[start Task material]
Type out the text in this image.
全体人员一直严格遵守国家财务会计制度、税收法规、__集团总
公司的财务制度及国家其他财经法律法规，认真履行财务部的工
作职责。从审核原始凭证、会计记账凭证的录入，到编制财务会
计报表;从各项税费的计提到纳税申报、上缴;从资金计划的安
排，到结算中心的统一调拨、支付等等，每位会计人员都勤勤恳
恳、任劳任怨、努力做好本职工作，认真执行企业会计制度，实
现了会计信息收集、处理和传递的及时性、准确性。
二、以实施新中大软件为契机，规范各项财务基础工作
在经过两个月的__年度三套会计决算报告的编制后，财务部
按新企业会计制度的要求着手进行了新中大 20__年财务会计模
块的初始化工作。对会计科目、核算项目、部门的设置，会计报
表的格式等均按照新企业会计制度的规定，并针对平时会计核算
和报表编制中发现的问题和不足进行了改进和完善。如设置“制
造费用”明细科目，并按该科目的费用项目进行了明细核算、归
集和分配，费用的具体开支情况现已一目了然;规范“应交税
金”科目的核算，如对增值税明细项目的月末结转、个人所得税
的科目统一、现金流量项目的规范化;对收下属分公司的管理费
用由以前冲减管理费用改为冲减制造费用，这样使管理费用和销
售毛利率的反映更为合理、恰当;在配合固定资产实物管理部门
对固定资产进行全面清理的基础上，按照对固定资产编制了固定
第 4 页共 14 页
[end Task material]
◆ Directive ◆
Could you transcribe the records in full, exactly?

◆ Output below ◆
Type out the text in this image.
全体人员一直严格遵守国家财务会计制度、税收法规、__集团总
公司的财务制度及国家其他财经法律法规，认真履行财务部的工
作职责。从审核原始凭证、会计记账凭证的录入，到编制财务会
计报表;从各项税费的计提到纳税申报、上缴;从资金计划的安
排，到结算中心的统一调拨、支付等等，每位会计人员都勤勤恳
恳、任劳任怨、努力做好本职工作，认真执行企业会计制度，实
现了会计信息收集、处理和传递的及时性、准确性。
二、以实施新中大软件为契机，规范各项财务基础工作
在经过两个月的__年度三套会计决算报告的编制后，财务部
按新企业会计制度的要求着手进行了新中大 20__年财务会计模
块的初始化工作。对会计科目、核算项目、部门的设置，会计报
表的格式等均按照新企业会计制度的规定，并针对平时会计核算
和报表编制中发现的问题和不足进行了改进和完善。如设置“制
造费用”明细科目，并按该科目的费用项目进行了明细核算、归
集和分配，费用的具体开支情况现已一目了然;规范“应交税
金”科目的核算，如对增值税明细项目的月末结转、个人所得税
的科目统一、现金流量项目的规范化;对收下属分公司的管理费
用由以前冲减管理费用改为冲减制造费用，这样使管理费用和销
售毛利率的反映更为合理、恰当;在配合固定资产实物管理部门
对固定资产进行全面清理的基础上，按照对固定资产编制了固定
第 4 页共 14 页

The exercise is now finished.